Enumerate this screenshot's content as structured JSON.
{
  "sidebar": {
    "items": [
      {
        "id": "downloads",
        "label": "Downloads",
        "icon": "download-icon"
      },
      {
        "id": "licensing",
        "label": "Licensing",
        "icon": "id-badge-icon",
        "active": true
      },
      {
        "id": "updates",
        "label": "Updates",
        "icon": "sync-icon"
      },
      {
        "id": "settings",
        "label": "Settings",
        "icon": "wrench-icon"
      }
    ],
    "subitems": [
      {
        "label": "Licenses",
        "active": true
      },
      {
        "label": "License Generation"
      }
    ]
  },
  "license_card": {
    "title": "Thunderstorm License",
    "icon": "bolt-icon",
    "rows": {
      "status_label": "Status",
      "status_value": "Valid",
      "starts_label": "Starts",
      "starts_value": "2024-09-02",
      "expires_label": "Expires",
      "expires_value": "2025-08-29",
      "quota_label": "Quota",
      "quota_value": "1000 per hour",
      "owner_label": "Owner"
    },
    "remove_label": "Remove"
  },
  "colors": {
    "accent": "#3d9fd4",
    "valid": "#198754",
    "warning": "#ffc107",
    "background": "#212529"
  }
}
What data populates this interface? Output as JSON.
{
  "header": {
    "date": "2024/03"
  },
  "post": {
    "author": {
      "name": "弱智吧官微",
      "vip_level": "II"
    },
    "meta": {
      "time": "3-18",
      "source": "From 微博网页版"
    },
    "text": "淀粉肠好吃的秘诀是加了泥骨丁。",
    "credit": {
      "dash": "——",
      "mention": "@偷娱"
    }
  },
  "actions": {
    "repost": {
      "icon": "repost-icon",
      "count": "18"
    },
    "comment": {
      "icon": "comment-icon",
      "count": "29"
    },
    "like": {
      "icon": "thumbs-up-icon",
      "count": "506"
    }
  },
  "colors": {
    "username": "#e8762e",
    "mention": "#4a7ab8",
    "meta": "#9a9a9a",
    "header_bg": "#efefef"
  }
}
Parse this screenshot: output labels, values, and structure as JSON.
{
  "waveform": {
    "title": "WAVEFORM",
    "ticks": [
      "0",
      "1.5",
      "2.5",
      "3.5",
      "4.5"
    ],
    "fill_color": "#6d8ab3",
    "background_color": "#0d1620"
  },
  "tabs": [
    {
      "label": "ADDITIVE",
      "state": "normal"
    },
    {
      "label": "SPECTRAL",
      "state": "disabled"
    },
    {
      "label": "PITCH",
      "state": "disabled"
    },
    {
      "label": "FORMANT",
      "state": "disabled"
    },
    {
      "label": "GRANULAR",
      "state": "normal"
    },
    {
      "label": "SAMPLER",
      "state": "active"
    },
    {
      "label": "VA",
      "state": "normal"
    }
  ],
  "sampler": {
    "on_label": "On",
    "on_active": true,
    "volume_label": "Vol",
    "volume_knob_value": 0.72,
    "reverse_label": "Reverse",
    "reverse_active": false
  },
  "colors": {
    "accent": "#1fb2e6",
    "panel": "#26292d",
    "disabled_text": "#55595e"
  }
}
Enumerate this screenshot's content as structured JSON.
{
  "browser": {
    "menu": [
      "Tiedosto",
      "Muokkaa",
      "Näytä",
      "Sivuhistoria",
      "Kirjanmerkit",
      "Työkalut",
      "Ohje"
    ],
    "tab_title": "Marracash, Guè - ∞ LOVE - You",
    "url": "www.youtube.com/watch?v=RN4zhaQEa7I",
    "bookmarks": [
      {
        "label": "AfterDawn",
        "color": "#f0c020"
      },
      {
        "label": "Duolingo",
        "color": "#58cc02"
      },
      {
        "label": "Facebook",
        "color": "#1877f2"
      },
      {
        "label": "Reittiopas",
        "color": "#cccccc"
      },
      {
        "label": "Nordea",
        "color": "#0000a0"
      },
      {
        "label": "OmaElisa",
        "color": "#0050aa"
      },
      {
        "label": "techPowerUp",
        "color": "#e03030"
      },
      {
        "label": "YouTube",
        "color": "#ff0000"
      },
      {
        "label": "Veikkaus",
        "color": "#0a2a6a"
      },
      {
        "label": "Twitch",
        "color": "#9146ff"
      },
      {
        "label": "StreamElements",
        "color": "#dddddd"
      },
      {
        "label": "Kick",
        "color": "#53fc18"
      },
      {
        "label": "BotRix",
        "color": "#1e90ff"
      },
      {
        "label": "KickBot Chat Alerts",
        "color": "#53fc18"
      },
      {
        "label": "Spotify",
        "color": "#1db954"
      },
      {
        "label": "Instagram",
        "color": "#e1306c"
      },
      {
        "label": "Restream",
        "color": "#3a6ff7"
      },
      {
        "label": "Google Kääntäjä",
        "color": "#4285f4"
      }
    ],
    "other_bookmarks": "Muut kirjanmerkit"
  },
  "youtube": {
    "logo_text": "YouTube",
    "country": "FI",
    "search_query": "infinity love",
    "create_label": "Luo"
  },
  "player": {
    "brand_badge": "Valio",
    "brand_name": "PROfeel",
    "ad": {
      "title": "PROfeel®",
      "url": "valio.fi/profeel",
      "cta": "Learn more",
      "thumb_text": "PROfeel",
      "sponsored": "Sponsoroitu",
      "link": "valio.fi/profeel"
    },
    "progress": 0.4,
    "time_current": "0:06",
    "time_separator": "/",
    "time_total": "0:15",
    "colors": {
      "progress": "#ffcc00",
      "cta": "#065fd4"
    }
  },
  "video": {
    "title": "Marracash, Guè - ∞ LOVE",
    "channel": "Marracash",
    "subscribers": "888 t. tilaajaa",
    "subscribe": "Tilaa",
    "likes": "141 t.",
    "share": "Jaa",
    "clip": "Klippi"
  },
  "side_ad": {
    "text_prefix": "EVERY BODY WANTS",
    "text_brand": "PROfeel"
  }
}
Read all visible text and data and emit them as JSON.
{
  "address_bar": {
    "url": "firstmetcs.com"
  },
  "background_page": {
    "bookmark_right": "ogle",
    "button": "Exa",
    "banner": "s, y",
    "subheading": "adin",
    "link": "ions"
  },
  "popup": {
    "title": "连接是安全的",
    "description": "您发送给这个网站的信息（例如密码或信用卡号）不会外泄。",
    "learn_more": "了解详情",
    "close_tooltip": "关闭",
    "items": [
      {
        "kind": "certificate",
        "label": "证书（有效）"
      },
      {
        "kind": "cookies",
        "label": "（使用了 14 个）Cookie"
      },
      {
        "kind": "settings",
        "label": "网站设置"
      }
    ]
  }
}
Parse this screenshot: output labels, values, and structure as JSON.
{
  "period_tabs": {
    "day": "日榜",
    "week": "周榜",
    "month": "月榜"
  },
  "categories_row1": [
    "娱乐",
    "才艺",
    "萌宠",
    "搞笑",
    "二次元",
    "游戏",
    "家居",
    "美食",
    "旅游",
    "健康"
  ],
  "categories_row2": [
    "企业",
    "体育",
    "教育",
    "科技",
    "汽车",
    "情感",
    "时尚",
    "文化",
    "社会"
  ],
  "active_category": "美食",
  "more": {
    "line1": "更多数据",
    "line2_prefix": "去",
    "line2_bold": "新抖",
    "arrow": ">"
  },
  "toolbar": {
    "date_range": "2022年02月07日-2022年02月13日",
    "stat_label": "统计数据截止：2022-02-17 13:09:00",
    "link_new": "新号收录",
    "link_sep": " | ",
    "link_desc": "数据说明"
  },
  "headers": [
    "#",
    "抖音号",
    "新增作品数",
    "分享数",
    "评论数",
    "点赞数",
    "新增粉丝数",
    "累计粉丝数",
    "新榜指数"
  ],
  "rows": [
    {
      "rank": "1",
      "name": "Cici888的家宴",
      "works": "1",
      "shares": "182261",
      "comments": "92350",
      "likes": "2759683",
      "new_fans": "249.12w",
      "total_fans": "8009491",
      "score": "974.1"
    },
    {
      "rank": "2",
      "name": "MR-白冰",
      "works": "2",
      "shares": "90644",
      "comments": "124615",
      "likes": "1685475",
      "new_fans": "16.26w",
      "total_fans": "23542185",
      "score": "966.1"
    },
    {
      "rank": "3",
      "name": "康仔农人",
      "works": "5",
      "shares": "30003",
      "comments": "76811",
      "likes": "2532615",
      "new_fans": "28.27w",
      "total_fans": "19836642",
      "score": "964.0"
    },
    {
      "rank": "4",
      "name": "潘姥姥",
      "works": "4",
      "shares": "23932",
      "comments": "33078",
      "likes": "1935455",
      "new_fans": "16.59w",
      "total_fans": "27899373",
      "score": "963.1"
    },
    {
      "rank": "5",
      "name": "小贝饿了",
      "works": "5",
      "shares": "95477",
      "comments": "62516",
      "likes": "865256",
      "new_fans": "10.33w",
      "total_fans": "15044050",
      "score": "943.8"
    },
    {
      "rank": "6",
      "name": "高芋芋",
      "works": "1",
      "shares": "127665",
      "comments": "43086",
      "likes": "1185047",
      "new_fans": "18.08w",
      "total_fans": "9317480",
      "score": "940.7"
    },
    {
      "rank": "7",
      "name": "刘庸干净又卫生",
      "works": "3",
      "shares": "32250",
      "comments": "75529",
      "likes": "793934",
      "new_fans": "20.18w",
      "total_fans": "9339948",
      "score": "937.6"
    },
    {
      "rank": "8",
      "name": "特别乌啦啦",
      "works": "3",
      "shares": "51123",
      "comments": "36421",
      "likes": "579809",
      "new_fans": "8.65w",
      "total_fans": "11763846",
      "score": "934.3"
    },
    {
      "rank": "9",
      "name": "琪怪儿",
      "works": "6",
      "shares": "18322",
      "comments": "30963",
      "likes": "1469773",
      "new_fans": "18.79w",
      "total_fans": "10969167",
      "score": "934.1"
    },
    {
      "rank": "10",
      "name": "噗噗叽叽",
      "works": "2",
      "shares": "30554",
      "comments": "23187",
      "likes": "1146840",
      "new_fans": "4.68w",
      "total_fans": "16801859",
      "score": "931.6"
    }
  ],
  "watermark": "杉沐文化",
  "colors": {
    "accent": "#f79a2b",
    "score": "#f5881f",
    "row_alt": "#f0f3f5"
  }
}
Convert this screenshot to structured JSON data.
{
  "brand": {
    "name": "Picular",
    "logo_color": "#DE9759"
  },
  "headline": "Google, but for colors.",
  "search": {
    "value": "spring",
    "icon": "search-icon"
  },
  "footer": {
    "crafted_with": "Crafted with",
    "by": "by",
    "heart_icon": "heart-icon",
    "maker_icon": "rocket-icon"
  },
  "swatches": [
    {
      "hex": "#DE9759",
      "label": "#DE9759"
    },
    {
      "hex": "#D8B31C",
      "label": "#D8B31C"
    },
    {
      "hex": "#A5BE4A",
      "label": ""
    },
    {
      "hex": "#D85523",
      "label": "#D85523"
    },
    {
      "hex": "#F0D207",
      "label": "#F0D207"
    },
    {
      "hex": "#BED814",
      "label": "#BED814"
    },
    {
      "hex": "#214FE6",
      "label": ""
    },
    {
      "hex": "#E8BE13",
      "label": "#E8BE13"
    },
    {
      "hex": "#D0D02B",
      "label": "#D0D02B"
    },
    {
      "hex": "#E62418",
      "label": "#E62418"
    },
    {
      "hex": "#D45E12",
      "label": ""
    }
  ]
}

____

> **SHORT EXERCISE**: Copy each line from the data above that includes "rank".

> **SOLUTION FOR THIS TASK**:
      "rank": "1",
      "rank": "2",
      "rank": "3",
      "rank": "4",
      "rank": "5",
      "rank": "6",
      "rank": "7",
      "rank": "8",
      "rank": "9",
      "rank": "10",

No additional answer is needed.